— INFORMATION PROVIDED —
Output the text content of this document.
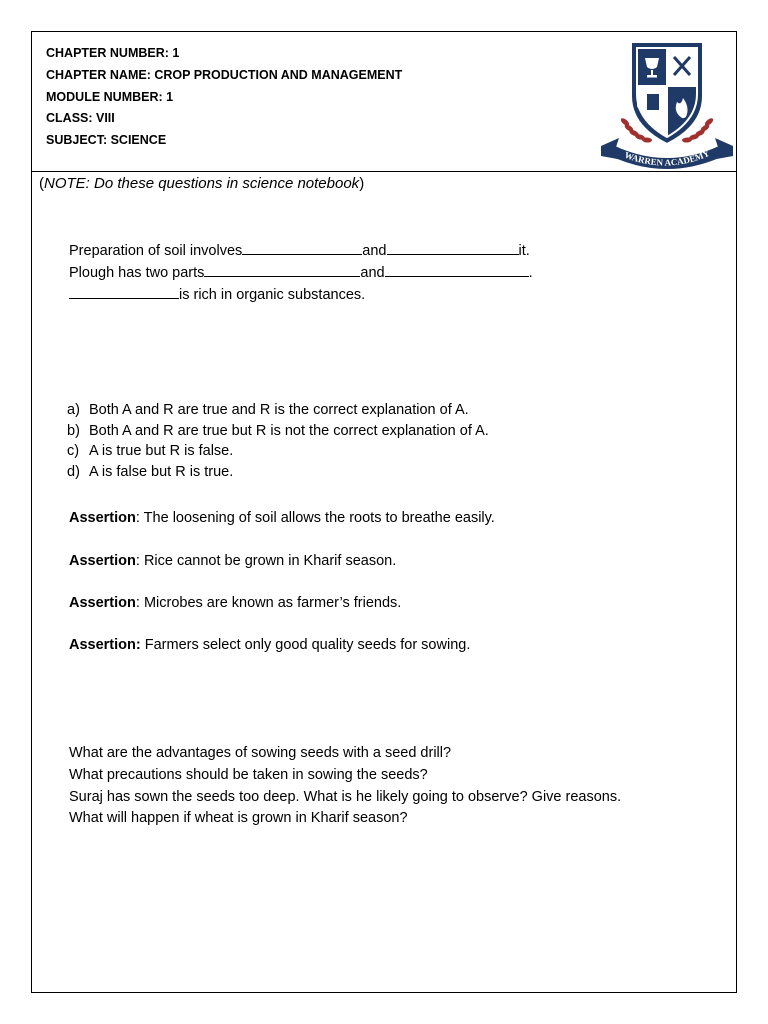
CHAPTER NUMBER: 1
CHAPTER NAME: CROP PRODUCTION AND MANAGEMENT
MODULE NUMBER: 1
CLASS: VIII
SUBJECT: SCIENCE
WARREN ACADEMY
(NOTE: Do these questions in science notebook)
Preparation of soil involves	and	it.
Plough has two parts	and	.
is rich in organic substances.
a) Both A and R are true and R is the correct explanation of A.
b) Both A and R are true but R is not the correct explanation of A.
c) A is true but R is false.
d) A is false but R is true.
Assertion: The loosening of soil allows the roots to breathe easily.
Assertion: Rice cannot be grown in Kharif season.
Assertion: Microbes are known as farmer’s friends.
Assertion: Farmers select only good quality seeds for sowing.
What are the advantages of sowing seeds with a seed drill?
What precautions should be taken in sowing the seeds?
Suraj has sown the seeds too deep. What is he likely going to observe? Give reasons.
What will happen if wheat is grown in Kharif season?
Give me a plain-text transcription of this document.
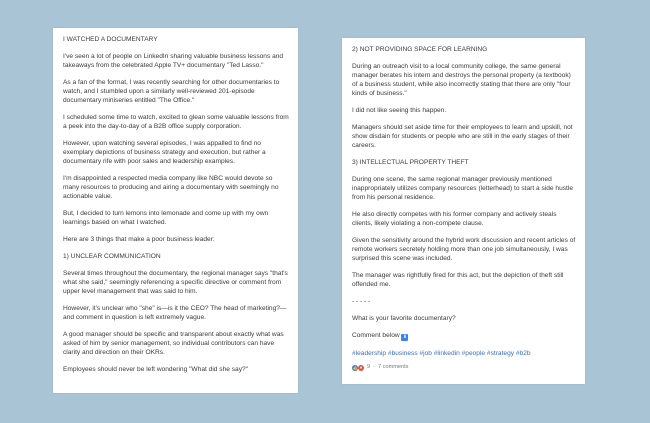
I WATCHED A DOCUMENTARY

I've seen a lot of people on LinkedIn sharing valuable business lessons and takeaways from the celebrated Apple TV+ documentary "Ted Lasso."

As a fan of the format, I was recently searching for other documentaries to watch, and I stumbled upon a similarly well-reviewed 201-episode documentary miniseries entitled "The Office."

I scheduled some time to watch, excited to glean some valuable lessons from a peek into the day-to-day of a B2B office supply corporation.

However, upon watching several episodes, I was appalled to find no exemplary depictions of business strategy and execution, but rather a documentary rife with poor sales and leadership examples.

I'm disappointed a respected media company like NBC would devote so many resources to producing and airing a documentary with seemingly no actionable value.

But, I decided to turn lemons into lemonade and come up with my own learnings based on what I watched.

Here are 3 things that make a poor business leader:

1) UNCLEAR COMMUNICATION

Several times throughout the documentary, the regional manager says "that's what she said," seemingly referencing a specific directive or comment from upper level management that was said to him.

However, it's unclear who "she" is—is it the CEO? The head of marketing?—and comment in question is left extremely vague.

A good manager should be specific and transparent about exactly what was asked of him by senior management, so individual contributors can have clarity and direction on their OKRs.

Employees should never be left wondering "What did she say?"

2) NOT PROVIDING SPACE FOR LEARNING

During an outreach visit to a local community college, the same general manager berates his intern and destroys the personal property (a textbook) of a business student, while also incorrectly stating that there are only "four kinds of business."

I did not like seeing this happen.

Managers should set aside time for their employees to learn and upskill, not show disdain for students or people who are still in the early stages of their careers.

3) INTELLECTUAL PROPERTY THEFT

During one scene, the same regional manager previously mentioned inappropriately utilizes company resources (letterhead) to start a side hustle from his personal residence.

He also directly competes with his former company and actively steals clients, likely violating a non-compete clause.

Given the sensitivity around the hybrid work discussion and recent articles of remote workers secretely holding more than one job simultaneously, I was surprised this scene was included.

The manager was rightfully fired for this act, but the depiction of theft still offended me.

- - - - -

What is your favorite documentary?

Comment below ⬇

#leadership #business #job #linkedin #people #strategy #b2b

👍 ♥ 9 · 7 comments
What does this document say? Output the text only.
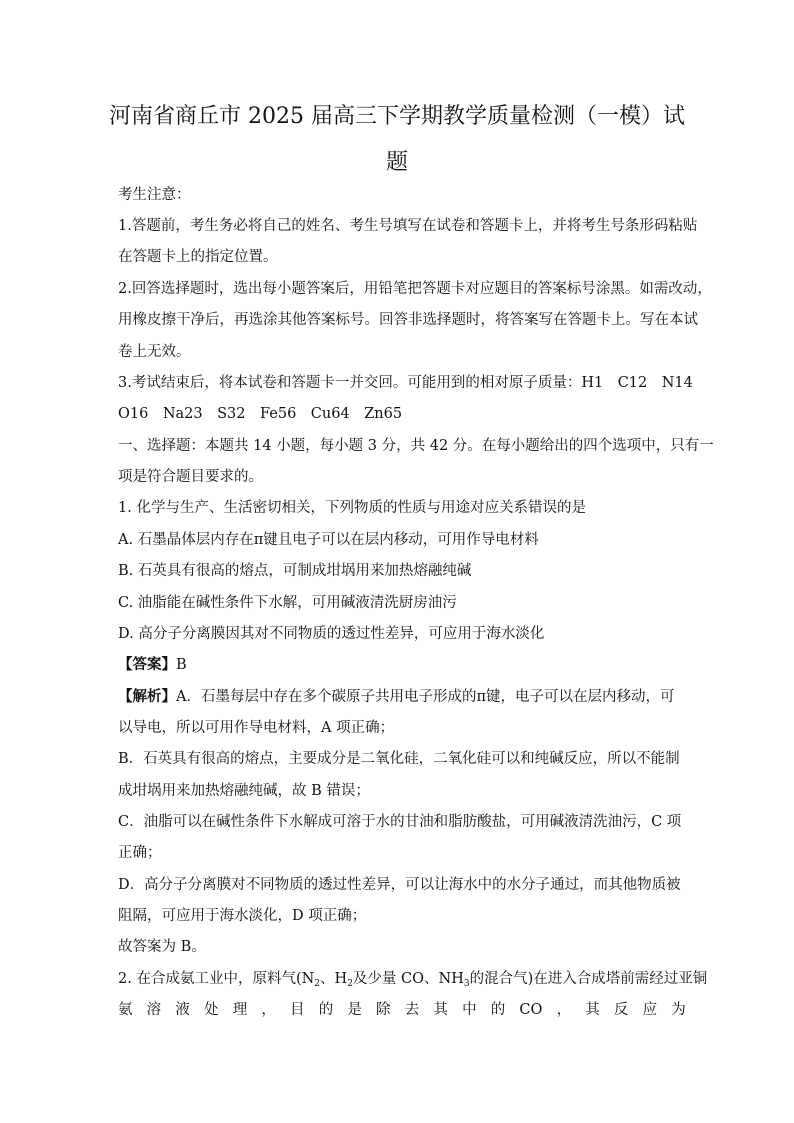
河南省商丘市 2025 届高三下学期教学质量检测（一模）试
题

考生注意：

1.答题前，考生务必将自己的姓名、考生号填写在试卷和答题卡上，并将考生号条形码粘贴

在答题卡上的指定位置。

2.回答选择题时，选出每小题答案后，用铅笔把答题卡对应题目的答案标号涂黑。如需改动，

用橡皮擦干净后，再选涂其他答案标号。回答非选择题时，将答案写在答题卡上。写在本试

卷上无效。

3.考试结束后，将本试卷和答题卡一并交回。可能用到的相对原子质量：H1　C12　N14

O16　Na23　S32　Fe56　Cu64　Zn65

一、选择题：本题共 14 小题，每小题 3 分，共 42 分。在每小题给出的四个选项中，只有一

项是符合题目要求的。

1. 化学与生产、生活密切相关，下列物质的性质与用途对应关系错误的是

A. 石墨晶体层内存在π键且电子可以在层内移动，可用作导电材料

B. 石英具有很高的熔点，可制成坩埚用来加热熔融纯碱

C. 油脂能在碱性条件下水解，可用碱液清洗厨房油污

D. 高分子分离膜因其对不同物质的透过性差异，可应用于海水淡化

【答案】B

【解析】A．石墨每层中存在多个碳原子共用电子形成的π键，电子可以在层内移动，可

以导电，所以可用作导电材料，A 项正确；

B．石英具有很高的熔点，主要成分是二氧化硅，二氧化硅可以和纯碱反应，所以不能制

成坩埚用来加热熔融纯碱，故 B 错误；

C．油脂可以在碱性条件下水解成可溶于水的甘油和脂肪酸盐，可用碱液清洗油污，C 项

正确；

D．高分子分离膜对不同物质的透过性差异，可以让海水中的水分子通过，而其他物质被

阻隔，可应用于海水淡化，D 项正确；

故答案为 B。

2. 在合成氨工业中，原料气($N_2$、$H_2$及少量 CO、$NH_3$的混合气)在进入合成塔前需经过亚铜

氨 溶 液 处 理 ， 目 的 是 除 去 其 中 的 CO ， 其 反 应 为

— CHALLENGE —
Restate the records above in full, word for word. Keep pictures out.

— SOLUTION FOR THIS PROBLEM —
Output the text content of this document.
CHAPTER NUMBER: 1
CHAPTER NAME: CROP PRODUCTION AND MANAGEMENT
MODULE NUMBER: 1
CLASS: VIII
SUBJECT: SCIENCE
WARREN ACADEMY
(NOTE: Do these questions in science notebook)
Preparation of soil involves	and	it.
Plough has two parts	and	.
is rich in organic substances.
a) Both A and R are true and R is the correct explanation of A.
b) Both A and R are true but R is not the correct explanation of A.
c) A is true but R is false.
d) A is false but R is true.
Assertion: The loosening of soil allows the roots to breathe easily.
Assertion: Rice cannot be grown in Kharif season.
Assertion: Microbes are known as farmer’s friends.
Assertion: Farmers select only good quality seeds for sowing.
What are the advantages of sowing seeds with a seed drill?
What precautions should be taken in sowing the seeds?
Suraj has sown the seeds too deep. What is he likely going to observe? Give reasons.
What will happen if wheat is grown in Kharif season?
Give me a plain-text transcription of this document.
I WATCHED A DOCUMENTARY

I've seen a lot of people on LinkedIn sharing valuable business lessons and takeaways from the celebrated Apple TV+ documentary "Ted Lasso."

As a fan of the format, I was recently searching for other documentaries to watch, and I stumbled upon a similarly well-reviewed 201-episode documentary miniseries entitled "The Office."

I scheduled some time to watch, excited to glean some valuable lessons from a peek into the day-to-day of a B2B office supply corporation.

However, upon watching several episodes, I was appalled to find no exemplary depictions of business strategy and execution, but rather a documentary rife with poor sales and leadership examples.

I'm disappointed a respected media company like NBC would devote so many resources to producing and airing a documentary with seemingly no actionable value.

But, I decided to turn lemons into lemonade and come up with my own learnings based on what I watched.

Here are 3 things that make a poor business leader:

1) UNCLEAR COMMUNICATION

Several times throughout the documentary, the regional manager says "that's what she said," seemingly referencing a specific directive or comment from upper level management that was said to him.

However, it's unclear who "she" is—is it the CEO? The head of marketing?—and comment in question is left extremely vague.

A good manager should be specific and transparent about exactly what was asked of him by senior management, so individual contributors can have clarity and direction on their OKRs.

Employees should never be left wondering "What did she say?"

2) NOT PROVIDING SPACE FOR LEARNING

During an outreach visit to a local community college, the same general manager berates his intern and destroys the personal property (a textbook) of a business student, while also incorrectly stating that there are only "four kinds of business."

I did not like seeing this happen.

Managers should set aside time for their employees to learn and upskill, not show disdain for students or people who are still in the early stages of their careers.

3) INTELLECTUAL PROPERTY THEFT

During one scene, the same regional manager previously mentioned inappropriately utilizes company resources (letterhead) to start a side hustle from his personal residence.

He also directly competes with his former company and actively steals clients, likely violating a non-compete clause.

Given the sensitivity around the hybrid work discussion and recent articles of remote workers secretely holding more than one job simultaneously, I was surprised this scene was included.

The manager was rightfully fired for this act, but the depiction of theft still offended me.

- - - - -

What is your favorite documentary?

Comment below ⬇

#leadership #business #job #linkedin #people #strategy #b2b

👍 ♥ 9 · 7 comments
What does this document say? Output the text only.
河南省商丘市 2025 届高三下学期教学质量检测（一模）试
题

考生注意：

1.答题前，考生务必将自己的姓名、考生号填写在试卷和答题卡上，并将考生号条形码粘贴

在答题卡上的指定位置。

2.回答选择题时，选出每小题答案后，用铅笔把答题卡对应题目的答案标号涂黑。如需改动，

用橡皮擦干净后，再选涂其他答案标号。回答非选择题时，将答案写在答题卡上。写在本试

卷上无效。

3.考试结束后，将本试卷和答题卡一并交回。可能用到的相对原子质量：H1　C12　N14

O16　Na23　S32　Fe56　Cu64　Zn65

一、选择题：本题共 14 小题，每小题 3 分，共 42 分。在每小题给出的四个选项中，只有一

项是符合题目要求的。

1. 化学与生产、生活密切相关，下列物质的性质与用途对应关系错误的是

A. 石墨晶体层内存在π键且电子可以在层内移动，可用作导电材料

B. 石英具有很高的熔点，可制成坩埚用来加热熔融纯碱

C. 油脂能在碱性条件下水解，可用碱液清洗厨房油污

D. 高分子分离膜因其对不同物质的透过性差异，可应用于海水淡化

【答案】B

【解析】A．石墨每层中存在多个碳原子共用电子形成的π键，电子可以在层内移动，可

以导电，所以可用作导电材料，A 项正确；

B．石英具有很高的熔点，主要成分是二氧化硅，二氧化硅可以和纯碱反应，所以不能制

成坩埚用来加热熔融纯碱，故 B 错误；

C．油脂可以在碱性条件下水解成可溶于水的甘油和脂肪酸盐，可用碱液清洗油污，C 项

正确；

D．高分子分离膜对不同物质的透过性差异，可以让海水中的水分子通过，而其他物质被

阻隔，可应用于海水淡化，D 项正确；

故答案为 B。

2. 在合成氨工业中，原料气($N_2$、$H_2$及少量 CO、$NH_3$的混合气)在进入合成塔前需经过亚铜

氨 溶 液 处 理 ， 目 的 是 除 去 其 中 的 CO ， 其 反 应 为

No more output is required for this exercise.